**Task brief**: Every line containing the word "学生活动" needs to be found and copied.

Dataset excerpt
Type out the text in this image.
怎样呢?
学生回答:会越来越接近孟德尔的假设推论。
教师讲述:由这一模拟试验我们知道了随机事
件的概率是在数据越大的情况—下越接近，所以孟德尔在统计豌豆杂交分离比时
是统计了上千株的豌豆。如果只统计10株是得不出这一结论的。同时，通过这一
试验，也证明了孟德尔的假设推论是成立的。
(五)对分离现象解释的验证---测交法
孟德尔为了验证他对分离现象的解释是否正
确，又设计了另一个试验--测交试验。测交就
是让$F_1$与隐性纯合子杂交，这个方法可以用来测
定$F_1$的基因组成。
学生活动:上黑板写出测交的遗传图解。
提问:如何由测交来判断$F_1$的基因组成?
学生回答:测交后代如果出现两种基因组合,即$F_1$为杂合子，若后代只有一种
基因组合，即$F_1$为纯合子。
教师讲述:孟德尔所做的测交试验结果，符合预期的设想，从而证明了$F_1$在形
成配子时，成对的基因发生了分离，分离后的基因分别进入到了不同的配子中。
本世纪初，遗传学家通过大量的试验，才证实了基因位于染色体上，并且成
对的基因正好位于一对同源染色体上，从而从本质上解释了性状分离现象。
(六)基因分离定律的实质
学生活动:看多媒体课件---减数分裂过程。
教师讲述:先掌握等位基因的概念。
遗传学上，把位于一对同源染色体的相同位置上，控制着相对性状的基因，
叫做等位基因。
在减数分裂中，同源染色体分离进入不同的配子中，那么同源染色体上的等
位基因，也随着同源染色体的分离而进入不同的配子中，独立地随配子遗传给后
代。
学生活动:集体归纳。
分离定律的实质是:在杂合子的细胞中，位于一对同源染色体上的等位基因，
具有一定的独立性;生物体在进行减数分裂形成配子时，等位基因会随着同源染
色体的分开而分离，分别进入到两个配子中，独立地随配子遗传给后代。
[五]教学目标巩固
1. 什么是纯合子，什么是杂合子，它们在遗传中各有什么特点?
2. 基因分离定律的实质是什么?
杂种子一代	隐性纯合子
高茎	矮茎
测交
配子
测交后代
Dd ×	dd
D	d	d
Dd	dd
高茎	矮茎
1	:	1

**Response to this exercise**:
学生活动:上黑板写出测交的遗传图解。
学生活动:看多媒体课件---减数分裂过程。
学生活动:集体归纳。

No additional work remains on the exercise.